■ Do this
Transcribe the material in full, exactly as written.

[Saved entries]
'''
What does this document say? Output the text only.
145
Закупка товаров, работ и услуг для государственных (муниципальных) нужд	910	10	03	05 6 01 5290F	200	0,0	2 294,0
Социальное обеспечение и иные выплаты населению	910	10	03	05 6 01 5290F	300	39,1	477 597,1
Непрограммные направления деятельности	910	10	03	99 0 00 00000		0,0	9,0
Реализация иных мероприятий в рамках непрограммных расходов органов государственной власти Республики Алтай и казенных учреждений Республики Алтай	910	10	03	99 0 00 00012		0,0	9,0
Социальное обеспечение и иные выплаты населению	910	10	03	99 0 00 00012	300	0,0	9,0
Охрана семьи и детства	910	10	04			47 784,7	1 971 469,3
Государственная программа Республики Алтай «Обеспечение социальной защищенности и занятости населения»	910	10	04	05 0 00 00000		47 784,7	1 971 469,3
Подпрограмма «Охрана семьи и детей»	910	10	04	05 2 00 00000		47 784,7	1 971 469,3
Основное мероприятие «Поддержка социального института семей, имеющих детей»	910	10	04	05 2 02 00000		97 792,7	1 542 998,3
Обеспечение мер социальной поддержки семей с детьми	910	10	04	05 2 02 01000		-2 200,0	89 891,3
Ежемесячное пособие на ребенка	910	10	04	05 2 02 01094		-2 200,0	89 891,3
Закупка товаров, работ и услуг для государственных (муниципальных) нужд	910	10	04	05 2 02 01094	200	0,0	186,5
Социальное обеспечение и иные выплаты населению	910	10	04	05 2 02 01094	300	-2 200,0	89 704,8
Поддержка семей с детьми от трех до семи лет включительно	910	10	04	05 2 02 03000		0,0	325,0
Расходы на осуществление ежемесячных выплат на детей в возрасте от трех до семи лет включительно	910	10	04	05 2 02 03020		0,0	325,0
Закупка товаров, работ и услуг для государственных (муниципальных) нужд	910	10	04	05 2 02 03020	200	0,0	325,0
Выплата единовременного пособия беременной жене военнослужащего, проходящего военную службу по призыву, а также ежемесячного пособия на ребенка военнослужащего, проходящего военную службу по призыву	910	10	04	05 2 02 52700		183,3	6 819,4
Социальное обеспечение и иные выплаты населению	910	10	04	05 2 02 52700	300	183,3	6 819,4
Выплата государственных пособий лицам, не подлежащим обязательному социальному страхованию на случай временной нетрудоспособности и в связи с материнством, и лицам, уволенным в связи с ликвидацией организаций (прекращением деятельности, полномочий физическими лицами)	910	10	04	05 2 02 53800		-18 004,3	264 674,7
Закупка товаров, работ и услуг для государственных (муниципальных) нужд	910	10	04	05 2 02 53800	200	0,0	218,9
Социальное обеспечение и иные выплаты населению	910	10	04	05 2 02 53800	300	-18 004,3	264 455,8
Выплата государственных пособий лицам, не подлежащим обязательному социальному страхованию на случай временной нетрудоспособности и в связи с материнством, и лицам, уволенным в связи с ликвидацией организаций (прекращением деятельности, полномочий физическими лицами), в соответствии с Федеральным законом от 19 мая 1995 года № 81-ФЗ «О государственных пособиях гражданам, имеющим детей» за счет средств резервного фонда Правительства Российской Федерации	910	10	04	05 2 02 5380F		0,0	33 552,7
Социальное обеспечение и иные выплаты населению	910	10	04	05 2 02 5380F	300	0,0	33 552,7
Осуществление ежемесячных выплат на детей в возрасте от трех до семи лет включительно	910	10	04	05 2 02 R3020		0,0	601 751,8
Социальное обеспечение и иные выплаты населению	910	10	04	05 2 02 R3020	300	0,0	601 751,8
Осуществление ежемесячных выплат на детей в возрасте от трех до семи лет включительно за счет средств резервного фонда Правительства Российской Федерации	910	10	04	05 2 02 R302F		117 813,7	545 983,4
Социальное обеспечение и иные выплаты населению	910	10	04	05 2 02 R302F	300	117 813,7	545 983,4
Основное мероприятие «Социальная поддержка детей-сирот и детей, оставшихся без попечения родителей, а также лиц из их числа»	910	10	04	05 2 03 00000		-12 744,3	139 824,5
'''
■ Exercise answer
What does this document say? Output the text only.
145
Закупка товаров, работ и услуг для государственных (муниципальных) нужд	910	10	03	05 6 01 5290F	200	0,0	2 294,0
Социальное обеспечение и иные выплаты населению	910	10	03	05 6 01 5290F	300	39,1	477 597,1
Непрограммные направления деятельности	910	10	03	99 0 00 00000		0,0	9,0
Реализация иных мероприятий в рамках непрограммных расходов органов государственной власти Республики Алтай и казенных учреждений Республики Алтай	910	10	03	99 0 00 00012		0,0	9,0
Социальное обеспечение и иные выплаты населению	910	10	03	99 0 00 00012	300	0,0	9,0
Охрана семьи и детства	910	10	04			47 784,7	1 971 469,3
Государственная программа Республики Алтай «Обеспечение социальной защищенности и занятости населения»	910	10	04	05 0 00 00000		47 784,7	1 971 469,3
Подпрограмма «Охрана семьи и детей»	910	10	04	05 2 00 00000		47 784,7	1 971 469,3
Основное мероприятие «Поддержка социального института семей, имеющих детей»	910	10	04	05 2 02 00000		97 792,7	1 542 998,3
Обеспечение мер социальной поддержки семей с детьми	910	10	04	05 2 02 01000		-2 200,0	89 891,3
Ежемесячное пособие на ребенка	910	10	04	05 2 02 01094		-2 200,0	89 891,3
Закупка товаров, работ и услуг для государственных (муниципальных) нужд	910	10	04	05 2 02 01094	200	0,0	186,5
Социальное обеспечение и иные выплаты населению	910	10	04	05 2 02 01094	300	-2 200,0	89 704,8
Поддержка семей с детьми от трех до семи лет включительно	910	10	04	05 2 02 03000		0,0	325,0
Расходы на осуществление ежемесячных выплат на детей в возрасте от трех до семи лет включительно	910	10	04	05 2 02 03020		0,0	325,0
Закупка товаров, работ и услуг для государственных (муниципальных) нужд	910	10	04	05 2 02 03020	200	0,0	325,0
Выплата единовременного пособия беременной жене военнослужащего, проходящего военную службу по призыву, а также ежемесячного пособия на ребенка военнослужащего, проходящего военную службу по призыву	910	10	04	05 2 02 52700		183,3	6 819,4
Социальное обеспечение и иные выплаты населению	910	10	04	05 2 02 52700	300	183,3	6 819,4
Выплата государственных пособий лицам, не подлежащим обязательному социальному страхованию на случай временной нетрудоспособности и в связи с материнством, и лицам, уволенным в связи с ликвидацией организаций (прекращением деятельности, полномочий физическими лицами)	910	10	04	05 2 02 53800		-18 004,3	264 674,7
Закупка товаров, работ и услуг для государственных (муниципальных) нужд	910	10	04	05 2 02 53800	200	0,0	218,9
Социальное обеспечение и иные выплаты населению	910	10	04	05 2 02 53800	300	-18 004,3	264 455,8
Выплата государственных пособий лицам, не подлежащим обязательному социальному страхованию на случай временной нетрудоспособности и в связи с материнством, и лицам, уволенным в связи с ликвидацией организаций (прекращением деятельности, полномочий физическими лицами), в соответствии с Федеральным законом от 19 мая 1995 года № 81-ФЗ «О государственных пособиях гражданам, имеющим детей» за счет средств резервного фонда Правительства Российской Федерации	910	10	04	05 2 02 5380F		0,0	33 552,7
Социальное обеспечение и иные выплаты населению	910	10	04	05 2 02 5380F	300	0,0	33 552,7
Осуществление ежемесячных выплат на детей в возрасте от трех до семи лет включительно	910	10	04	05 2 02 R3020		0,0	601 751,8
Социальное обеспечение и иные выплаты населению	910	10	04	05 2 02 R3020	300	0,0	601 751,8
Осуществление ежемесячных выплат на детей в возрасте от трех до семи лет включительно за счет средств резервного фонда Правительства Российской Федерации	910	10	04	05 2 02 R302F		117 813,7	545 983,4
Социальное обеспечение и иные выплаты населению	910	10	04	05 2 02 R302F	300	117 813,7	545 983,4
Основное мероприятие «Социальная поддержка детей-сирот и детей, оставшихся без попечения родителей, а также лиц из их числа»	910	10	04	05 2 03 00000		-12 744,3	139 824,5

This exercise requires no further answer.